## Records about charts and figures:
^^^^

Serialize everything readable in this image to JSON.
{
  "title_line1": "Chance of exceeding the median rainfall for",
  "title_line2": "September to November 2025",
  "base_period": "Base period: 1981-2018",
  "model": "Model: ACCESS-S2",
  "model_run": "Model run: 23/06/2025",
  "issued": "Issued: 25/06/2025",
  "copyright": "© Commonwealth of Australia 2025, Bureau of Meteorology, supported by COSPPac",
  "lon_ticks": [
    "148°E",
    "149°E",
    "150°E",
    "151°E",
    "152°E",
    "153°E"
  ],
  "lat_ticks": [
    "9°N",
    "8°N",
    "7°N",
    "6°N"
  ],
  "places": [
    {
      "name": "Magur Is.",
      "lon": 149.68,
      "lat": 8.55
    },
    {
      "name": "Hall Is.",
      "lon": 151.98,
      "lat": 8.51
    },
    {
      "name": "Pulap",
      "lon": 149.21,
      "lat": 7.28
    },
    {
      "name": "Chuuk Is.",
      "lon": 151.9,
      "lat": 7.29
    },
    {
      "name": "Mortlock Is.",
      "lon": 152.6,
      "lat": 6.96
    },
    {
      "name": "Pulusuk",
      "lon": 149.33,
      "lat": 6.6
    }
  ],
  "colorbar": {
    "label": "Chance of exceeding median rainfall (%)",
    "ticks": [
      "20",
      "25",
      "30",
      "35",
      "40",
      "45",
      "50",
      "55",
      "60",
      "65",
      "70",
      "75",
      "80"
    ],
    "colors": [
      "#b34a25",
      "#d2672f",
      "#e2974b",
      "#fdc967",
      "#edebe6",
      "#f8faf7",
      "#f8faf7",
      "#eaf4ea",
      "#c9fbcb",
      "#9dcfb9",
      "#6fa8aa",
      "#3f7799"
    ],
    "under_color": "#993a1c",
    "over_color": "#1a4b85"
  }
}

^^^^

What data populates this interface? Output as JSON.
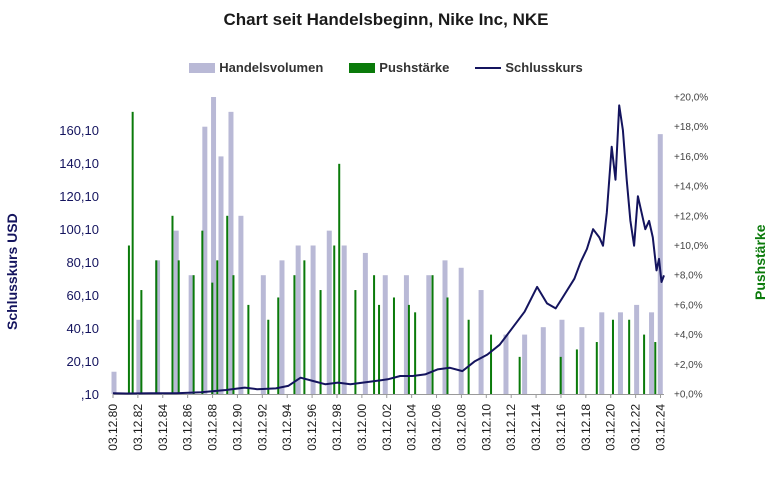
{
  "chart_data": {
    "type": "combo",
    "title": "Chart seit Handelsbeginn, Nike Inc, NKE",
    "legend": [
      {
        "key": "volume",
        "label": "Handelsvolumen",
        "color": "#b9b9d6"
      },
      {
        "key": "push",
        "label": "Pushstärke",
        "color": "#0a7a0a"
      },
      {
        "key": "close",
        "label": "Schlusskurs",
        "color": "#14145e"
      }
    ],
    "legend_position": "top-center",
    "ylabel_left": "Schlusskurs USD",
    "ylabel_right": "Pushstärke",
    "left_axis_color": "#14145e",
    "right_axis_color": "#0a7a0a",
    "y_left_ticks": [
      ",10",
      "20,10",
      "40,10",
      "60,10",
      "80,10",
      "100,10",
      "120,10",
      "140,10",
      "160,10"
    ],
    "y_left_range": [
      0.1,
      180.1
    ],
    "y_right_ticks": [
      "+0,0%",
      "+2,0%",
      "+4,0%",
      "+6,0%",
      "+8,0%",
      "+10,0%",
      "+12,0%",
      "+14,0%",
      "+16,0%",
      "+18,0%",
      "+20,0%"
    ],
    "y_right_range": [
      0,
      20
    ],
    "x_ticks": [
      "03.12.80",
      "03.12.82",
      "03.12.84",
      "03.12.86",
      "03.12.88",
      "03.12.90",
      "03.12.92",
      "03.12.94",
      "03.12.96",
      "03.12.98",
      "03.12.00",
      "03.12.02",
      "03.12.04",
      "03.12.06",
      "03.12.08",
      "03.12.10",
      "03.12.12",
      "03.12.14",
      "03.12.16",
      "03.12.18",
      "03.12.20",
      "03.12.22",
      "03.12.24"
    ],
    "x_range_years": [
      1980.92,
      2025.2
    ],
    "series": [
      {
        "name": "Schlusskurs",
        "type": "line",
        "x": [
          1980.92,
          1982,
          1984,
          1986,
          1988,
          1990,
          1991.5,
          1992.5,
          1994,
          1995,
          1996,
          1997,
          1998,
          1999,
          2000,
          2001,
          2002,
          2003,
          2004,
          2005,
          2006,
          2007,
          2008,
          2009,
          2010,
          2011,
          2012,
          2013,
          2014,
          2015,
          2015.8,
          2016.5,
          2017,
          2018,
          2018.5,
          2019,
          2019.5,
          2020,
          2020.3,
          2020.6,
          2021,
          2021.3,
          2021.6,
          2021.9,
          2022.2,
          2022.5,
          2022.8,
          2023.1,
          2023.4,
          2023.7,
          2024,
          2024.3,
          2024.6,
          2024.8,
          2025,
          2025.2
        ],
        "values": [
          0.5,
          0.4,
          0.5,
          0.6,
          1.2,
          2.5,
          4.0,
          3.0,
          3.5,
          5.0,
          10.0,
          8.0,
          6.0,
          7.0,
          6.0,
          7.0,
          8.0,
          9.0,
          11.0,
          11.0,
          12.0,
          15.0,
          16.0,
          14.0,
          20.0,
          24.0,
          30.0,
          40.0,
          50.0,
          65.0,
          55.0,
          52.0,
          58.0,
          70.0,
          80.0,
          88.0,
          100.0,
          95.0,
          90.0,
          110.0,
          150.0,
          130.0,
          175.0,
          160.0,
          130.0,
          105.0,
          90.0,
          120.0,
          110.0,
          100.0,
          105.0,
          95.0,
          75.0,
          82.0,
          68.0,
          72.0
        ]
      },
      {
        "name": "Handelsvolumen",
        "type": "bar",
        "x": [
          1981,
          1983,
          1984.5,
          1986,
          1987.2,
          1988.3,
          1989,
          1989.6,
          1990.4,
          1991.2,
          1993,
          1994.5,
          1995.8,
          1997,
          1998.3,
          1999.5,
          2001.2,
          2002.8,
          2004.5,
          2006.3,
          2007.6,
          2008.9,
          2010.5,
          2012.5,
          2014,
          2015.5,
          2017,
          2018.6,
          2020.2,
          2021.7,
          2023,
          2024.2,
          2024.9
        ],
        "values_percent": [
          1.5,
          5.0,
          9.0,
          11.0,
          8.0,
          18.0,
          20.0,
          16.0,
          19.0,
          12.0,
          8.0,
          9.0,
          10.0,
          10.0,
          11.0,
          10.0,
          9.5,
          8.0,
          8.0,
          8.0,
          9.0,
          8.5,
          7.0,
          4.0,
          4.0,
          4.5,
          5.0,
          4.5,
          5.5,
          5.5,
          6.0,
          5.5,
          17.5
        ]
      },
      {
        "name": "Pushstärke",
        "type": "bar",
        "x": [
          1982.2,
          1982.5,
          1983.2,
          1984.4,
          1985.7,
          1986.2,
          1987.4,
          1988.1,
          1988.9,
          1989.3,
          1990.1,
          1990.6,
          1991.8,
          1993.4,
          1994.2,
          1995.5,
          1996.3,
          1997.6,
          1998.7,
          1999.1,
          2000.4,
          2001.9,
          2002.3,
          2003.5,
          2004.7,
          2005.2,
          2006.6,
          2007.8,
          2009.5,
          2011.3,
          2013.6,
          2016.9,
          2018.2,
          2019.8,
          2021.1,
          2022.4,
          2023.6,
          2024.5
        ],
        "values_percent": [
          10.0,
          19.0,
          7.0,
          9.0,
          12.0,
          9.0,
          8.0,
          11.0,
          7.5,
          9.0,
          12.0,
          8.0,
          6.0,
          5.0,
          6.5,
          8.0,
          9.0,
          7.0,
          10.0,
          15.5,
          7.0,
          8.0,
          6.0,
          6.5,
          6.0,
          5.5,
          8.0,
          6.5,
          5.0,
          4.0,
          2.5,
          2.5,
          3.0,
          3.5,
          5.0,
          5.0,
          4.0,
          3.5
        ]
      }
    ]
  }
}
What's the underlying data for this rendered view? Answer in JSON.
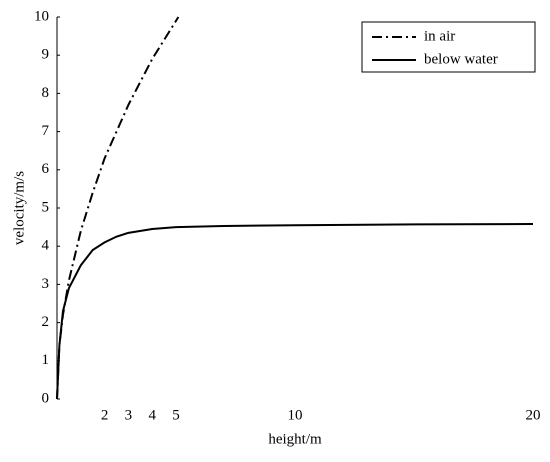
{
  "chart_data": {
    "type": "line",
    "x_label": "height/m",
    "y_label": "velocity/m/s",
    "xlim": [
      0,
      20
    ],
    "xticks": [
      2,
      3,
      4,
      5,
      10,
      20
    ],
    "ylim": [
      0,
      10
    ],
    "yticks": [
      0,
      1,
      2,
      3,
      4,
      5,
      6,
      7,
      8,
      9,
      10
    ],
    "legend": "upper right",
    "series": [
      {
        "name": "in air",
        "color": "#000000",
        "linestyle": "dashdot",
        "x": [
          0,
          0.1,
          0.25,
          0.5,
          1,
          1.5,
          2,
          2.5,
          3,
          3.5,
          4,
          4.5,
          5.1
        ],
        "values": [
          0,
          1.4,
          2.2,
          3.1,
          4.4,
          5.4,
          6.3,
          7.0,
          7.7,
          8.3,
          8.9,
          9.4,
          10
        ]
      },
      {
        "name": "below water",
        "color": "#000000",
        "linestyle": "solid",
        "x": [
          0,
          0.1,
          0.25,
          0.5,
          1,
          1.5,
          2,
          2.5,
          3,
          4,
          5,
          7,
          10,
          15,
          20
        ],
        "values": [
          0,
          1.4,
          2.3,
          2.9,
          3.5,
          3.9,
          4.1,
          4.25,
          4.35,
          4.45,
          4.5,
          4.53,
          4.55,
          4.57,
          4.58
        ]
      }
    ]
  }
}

^^^^

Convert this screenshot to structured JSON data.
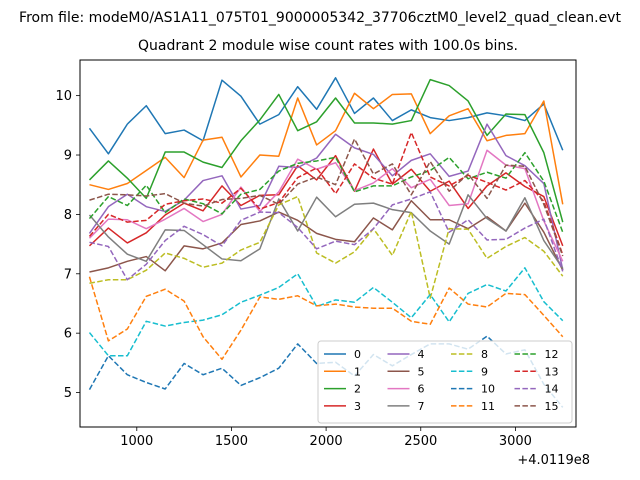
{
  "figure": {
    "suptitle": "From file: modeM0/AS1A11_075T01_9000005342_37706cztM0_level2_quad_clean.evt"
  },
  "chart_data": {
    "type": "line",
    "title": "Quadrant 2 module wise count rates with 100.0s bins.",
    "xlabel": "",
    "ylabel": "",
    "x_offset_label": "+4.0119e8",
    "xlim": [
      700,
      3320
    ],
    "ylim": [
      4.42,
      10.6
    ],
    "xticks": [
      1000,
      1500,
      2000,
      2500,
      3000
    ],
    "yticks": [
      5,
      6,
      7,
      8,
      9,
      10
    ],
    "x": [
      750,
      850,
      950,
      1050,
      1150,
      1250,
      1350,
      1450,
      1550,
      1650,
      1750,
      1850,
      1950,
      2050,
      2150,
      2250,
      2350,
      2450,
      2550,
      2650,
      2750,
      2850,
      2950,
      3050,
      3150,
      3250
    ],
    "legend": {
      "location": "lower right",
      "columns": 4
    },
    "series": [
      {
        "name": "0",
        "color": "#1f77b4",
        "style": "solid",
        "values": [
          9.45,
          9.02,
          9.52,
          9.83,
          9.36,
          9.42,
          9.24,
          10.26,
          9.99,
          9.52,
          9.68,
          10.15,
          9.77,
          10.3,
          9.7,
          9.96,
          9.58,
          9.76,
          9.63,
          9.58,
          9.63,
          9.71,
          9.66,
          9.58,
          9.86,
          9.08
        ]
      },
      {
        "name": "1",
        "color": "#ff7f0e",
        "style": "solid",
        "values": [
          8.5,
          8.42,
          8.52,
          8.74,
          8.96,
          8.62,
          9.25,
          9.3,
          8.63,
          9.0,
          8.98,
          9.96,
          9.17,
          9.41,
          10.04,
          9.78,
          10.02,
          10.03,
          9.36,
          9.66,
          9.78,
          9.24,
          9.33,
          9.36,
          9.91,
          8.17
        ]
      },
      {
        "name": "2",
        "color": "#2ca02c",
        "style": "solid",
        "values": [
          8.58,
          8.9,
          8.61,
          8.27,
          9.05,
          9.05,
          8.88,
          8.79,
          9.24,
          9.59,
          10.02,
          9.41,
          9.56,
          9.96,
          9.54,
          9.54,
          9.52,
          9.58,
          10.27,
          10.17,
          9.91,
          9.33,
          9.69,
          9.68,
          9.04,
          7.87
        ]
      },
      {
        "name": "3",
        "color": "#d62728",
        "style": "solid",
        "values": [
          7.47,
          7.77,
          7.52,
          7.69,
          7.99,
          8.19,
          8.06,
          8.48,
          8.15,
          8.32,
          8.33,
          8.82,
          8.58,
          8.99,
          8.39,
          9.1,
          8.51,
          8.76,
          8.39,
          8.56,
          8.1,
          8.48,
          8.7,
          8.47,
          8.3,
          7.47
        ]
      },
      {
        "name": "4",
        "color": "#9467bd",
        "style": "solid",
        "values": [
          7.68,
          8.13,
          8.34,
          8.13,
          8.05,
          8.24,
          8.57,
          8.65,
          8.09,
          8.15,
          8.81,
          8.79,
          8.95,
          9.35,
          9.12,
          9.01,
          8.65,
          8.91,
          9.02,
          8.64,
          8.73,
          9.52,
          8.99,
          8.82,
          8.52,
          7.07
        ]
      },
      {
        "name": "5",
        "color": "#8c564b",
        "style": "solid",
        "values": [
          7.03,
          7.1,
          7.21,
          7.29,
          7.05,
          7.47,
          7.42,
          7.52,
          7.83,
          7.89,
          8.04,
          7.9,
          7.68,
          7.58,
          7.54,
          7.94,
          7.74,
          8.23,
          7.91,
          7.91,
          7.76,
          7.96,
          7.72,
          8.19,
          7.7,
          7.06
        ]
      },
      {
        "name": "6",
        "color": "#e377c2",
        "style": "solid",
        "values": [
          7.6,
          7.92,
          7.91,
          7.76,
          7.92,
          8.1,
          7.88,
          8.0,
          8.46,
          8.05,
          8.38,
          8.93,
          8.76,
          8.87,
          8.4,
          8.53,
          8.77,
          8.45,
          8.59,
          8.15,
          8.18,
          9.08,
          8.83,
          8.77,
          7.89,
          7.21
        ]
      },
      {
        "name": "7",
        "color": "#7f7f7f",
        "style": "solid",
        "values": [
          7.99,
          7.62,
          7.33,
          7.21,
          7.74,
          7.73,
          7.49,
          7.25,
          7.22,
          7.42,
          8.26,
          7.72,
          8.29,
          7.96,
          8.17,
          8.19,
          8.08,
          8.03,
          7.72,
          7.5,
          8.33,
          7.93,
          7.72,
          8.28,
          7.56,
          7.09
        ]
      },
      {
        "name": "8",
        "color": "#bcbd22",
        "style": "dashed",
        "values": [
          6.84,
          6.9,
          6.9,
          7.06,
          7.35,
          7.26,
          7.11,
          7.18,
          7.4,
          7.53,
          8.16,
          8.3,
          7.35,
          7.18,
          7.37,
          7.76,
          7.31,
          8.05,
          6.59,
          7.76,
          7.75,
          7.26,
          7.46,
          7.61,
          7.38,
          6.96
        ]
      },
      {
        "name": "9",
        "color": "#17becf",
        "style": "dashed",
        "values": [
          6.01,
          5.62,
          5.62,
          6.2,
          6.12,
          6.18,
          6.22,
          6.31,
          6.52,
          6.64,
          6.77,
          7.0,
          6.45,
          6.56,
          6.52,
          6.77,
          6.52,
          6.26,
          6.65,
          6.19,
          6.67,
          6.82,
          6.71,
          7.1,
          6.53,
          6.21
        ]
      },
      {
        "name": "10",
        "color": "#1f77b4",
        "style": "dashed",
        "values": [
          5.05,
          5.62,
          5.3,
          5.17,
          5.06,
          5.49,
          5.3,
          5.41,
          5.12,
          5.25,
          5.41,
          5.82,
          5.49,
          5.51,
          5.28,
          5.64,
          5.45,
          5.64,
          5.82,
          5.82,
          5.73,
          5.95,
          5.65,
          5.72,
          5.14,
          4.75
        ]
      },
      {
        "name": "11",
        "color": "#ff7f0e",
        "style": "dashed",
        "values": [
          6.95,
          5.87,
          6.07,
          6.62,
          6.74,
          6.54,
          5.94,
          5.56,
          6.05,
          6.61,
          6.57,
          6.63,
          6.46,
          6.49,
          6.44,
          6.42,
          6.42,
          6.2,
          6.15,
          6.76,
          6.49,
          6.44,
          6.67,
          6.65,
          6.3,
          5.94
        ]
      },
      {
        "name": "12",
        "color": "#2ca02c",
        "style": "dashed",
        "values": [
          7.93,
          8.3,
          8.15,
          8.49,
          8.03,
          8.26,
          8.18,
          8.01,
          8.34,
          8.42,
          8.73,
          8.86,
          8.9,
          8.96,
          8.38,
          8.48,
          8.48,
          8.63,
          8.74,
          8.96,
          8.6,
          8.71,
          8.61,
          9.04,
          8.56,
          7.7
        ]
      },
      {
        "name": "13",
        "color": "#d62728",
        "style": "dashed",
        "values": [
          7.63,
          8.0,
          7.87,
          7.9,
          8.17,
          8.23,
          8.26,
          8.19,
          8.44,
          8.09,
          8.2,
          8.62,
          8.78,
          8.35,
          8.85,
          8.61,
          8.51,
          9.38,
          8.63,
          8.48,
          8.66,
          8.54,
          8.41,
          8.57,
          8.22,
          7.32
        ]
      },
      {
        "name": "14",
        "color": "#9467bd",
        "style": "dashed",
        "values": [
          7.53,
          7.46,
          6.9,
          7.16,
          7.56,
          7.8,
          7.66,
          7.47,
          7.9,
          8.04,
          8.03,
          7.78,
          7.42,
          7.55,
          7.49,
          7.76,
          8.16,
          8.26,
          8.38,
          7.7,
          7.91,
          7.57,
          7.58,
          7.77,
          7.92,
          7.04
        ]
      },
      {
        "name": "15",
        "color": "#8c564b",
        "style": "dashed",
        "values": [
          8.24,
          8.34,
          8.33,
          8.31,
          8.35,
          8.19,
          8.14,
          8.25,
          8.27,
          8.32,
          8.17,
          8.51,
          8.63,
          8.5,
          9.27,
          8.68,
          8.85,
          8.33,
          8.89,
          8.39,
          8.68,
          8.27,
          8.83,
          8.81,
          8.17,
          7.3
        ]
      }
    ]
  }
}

^^^^

## GIVEN TASK:
Report each line in the data that holds the word "median".

## OUTPUT FOR THIS EXERCISE:
  "title_line1": "Chance of exceeding the median rainfall for",
    "label": "Chance of exceeding median rainfall (%)",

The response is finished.